* **Required task 1**:
In the Erie Lackawanna history, when did the Delaware & Hudson withdraw from the merger talks?
* **Required task 2**:
Using the Erie Lackawanna history, decide whether each statement agrees with it. For each, answer yes or no and quote the deciding words. (a) Rail's share of intercity freight fell from 68% in 1944 to 44% in 1960. (b) The Erie moved its main operations from Hoboken to Jersey City. (c) The company kept the hyphen in its name until 1963.
* **Required task 3**:
Carry on the Erie Lackawanna history from its last sentence.

The Erie Lackawanna Railroad, Part II

The more I get into the history of the Erie Lackawanna Railroad,
the more I realize it’s a good case study for not just the railroad
industry, but also all business in general.

Last week we explored the origins of the Erie Railroad and the
creepy characters that flocked to it in the boom of the 1850s and
60s. This time we are advancing one hundred years, as the Erie
had finally reached profitability, after its bankruptcy back in
1877.

Up front, I would like to acknowledge author H. Roger Grant and
his book “Erie Lackawanna: Death of an American Railroad,
1938-1992.” It is the major source for all that follows.

Throughout most of the 1950s, the Erie held its own, which
wasn’t too hard a thing considering that the nation’s economy
was doing quite well. Then in 1955 the Erie and Lackawanna
(formerly the Delaware, Hudson & Lackawanna Railroad) began
to coordinate service. Both were primarily freight lines
(passenger traffic was secondary) and ran basically parallel
tracks in large swaths of their operations, so an eventual merger
made sense. For those of you who have used the PATH trains
("Hudson & Manhattan," back in the 50s) to travel between
New Jersey and Manhattan, the Erie and Lackawanna combined
operations on October 13, 1956 (in case you want to celebrate
that anniversary with a glass of champagne each year). The Erie
moved its main operations to Hoboken from Jersey City
(Pavonia), where the Lackawanna already had its hub.

It was in September of 1956 that formal merger talks began and a
third line was initially involved, the Delaware & Hudson, which
operated primarily in New England and Canada. But the D&H
withdrew from talks in April 1959 (these guys were moving
slow) and both Erie and Lackawanna were mighty upset. Said
one official, “It’s like your nice, rich uncle deciding to leave you
out of his will You know that you’re going to have to be on
your own.” The E&L proceeded with talks nonetheless.

But as the two were discussing their union, overall, there were
big changes taking place in the U.S. economy. Railroads were
losing freight traffic to airlines, barges, pipelines and trucks, the
latter particularly as the interstate highway system was built out.
The share of intercity freight that went by rail dropped from 68%
in 1944 to 44% in 1960. Intercity passenger traffic plunged from
74% to 27% over the same period. Meanwhile, dieselization and
other advances in technology were reducing the need for many
jobs, and this caused labor strife. Not a great need for firemen,
for example.

Merger talks between the Erie and Lackawanna ground on, and
by 1959 the red ink was beginning to pile up with a softening
national economy. Finally, on October 17, 1960, the Erie-
Lackawanna was formed (it then kept the hyphen until 1963, in
case you were interested).

But wait, hold on a second. The E-L was seeking to eliminate
1,600 jobs and transfer another 1,700 over a 5-year period, but
the Brotherhood (of all railroad-related unions) was none too
pleased. [It should be noted, however, that the unions had very
attractive severance packages as part of the labor negotiations of
the 1940s.] The court ruled that the company could not abolish
any jobs or transfer workers until further hearings were held, so
the merger, while official, really wasn’t.

Then the Supreme Court stepped in, ruling in January 1961 that
the new operation could indeed combine its workforces, but the
Supremes had a change of heart and issued a restraining order in
February. Then in May, the robed ones ruled that, yes, the
merger could go through and yes, the Erie-Lackawanna could
reduce its workforce because of the adequate compensation
provisions in the Brotherhood’s contracts. So it turns out that
according to the courts the merger was finalized in June 1961.

Entries taken from a collection
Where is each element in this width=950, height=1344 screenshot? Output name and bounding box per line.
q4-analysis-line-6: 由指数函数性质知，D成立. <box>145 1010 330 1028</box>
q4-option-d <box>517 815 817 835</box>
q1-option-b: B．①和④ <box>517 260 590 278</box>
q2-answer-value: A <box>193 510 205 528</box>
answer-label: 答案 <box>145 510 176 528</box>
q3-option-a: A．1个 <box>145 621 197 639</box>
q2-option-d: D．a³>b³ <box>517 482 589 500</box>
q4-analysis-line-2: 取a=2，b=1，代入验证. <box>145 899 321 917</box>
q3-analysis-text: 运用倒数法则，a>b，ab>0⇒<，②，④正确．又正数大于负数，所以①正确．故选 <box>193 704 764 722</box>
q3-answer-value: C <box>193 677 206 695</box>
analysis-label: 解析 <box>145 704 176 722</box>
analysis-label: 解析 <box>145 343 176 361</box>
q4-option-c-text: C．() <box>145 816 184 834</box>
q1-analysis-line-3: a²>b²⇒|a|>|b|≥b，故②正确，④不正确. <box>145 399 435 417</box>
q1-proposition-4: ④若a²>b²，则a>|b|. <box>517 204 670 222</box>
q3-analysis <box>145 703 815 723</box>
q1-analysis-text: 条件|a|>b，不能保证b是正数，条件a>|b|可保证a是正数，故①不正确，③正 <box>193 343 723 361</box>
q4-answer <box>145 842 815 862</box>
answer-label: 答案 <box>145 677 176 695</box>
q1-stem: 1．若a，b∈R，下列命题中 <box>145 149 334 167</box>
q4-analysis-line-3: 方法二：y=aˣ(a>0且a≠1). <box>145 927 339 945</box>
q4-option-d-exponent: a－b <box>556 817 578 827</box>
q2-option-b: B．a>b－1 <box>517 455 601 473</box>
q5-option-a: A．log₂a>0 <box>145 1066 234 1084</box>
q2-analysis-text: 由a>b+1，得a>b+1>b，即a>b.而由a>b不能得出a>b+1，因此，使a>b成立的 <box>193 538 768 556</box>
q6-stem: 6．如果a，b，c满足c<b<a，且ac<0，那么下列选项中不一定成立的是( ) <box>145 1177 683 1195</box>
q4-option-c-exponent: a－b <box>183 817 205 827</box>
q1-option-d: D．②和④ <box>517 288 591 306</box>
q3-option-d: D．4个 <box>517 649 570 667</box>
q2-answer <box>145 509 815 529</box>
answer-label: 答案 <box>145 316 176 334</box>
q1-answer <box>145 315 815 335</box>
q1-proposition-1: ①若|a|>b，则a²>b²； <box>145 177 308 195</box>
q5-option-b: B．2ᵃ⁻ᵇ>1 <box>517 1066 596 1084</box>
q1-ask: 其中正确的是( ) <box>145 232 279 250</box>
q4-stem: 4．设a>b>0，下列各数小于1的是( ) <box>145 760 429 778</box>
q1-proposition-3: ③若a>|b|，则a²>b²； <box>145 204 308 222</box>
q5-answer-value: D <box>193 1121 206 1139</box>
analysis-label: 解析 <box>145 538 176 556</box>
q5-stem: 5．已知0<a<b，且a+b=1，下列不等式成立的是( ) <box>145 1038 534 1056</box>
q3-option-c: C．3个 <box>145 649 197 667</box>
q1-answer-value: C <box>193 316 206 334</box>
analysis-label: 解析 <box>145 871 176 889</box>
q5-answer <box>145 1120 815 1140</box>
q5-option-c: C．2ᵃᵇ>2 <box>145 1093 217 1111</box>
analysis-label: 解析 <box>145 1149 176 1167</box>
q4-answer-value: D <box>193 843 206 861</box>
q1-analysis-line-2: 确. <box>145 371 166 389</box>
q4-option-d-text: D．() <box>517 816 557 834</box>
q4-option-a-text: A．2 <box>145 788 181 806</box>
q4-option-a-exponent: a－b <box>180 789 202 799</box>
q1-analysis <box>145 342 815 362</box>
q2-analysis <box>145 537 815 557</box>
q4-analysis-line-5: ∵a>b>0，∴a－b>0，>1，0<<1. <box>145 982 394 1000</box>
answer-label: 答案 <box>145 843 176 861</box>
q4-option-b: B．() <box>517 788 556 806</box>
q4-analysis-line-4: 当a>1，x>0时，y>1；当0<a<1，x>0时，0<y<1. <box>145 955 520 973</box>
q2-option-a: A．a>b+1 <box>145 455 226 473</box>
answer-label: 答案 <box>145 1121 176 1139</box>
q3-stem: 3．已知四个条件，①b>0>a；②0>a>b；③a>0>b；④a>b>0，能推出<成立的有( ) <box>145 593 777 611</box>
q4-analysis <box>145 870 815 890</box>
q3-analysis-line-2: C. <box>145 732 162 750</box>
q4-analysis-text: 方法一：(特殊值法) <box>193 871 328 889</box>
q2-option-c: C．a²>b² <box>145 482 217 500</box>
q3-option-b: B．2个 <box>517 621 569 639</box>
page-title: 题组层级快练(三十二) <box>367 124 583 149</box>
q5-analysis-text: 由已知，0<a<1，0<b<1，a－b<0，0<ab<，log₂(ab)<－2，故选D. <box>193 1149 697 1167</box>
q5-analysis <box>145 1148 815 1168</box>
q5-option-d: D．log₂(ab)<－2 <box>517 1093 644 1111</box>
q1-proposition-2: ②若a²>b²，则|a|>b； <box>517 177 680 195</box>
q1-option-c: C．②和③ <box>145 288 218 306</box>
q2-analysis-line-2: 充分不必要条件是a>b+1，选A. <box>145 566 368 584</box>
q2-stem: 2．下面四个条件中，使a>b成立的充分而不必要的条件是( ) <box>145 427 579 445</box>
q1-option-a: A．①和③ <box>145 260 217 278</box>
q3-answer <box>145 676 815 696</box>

* **Exercise result 1**:
In April 1959.

* **Exercise result 2**:
(a) Yes: "The share of intercity freight that went by rail dropped from 68% in 1944 to 44% in 1960."
(b) No: "The Erie moved its main operations to Hoboken from Jersey City (Pavonia), where the Lackawanna already had its hub."
(c) Yes: "it then kept the hyphen until 1963"

* **Exercise result 3**:
Well, both parties probably wish it hadn’t been, because in ’61
the new entity lost a staggering $26.5 million. All Eastern
railroads combined, for that matter, lost $100 million that year.
The Erie-Lackawanna followed up this miserable performance
with another $16.6 million loss in 1962, thanks to a still soft
national economy and the aforementioned general patterns in
both commercial and passenger traffic.

In addition, by the early 60s you had a large decline in hard- and
soft- coal traffic because of the development of alternative fuel
sources. This had been a huge revenue generator for the rails
since the beginning, while at the same time the grain export rail
traffic was suffering due to the opening of the St. Lawrence
Seaway in 1959. Another contributing factor to the diminishing
influence of the rails was the fact that Europe’s recovery from
World War II was now in full swing and the U.S. was importing
more goods, which meant that export tonnage was dropping.

But the E-L still should have been doing better than it was,
though CEO Milton McInnes was moved to say, “If you merge
two losers, you get a bigger loser.”

And a good example of the culture clash that existed, at least
from an accounting standpoint, is the following description of
how some corporate practices differed between the two railroads,
as stated by Curtis Bayer, a former purchasing agent for the
Lackawanna, in a 1962 industry speech.

“To begin: In the one company the monthly inventory balance
statement was prepared in its entirety by the Accounting
Department [Lackawanna].
“In the other company this statement was prepared in the Stores
Department [Erie].

“In the one company the preparation of vouchers covering
invoice payments for materials purchased, was jointly done by
both the Stores and Accounting Departments [Lackawanna].
“The Purchasing Department of the other company carried out
this function [Erie].

“In one company credit memorandums were held in the
Purchasing Department to be deducted from the next invoice of
the supplier concerned [Lackawanna].
“In the other company the Stores Department issued collection
bills against credit memorandums received [Erie].

“One company’s Accounting Department priced the charge-out
tickets received for materials issued [Lackawanna].
“In the other company the Stores Department priced the charge-
out tickets [Erie].

“In the one company invoices received were forwarded to the
department receiving the materials for certification or approval
[Lackawanna].
“In the other company all departments receiving materials
prepared a receiving record which was forwarded to the Stores
Department for matching with the invoice covering such material
[Erie].

“Both companies followed an entirely different policy for
placing a value on secondhand and repaired materials. In this
way they were as far apart as the poles.”

Oh, Mr. Bayer went on and on in similar fashion, but I think you
get the point. As he argued these dissimilarities should have
been considered before the merger. Because they weren’t, the
difficulties only escalated.

As for the executives themselves, however, they had it good.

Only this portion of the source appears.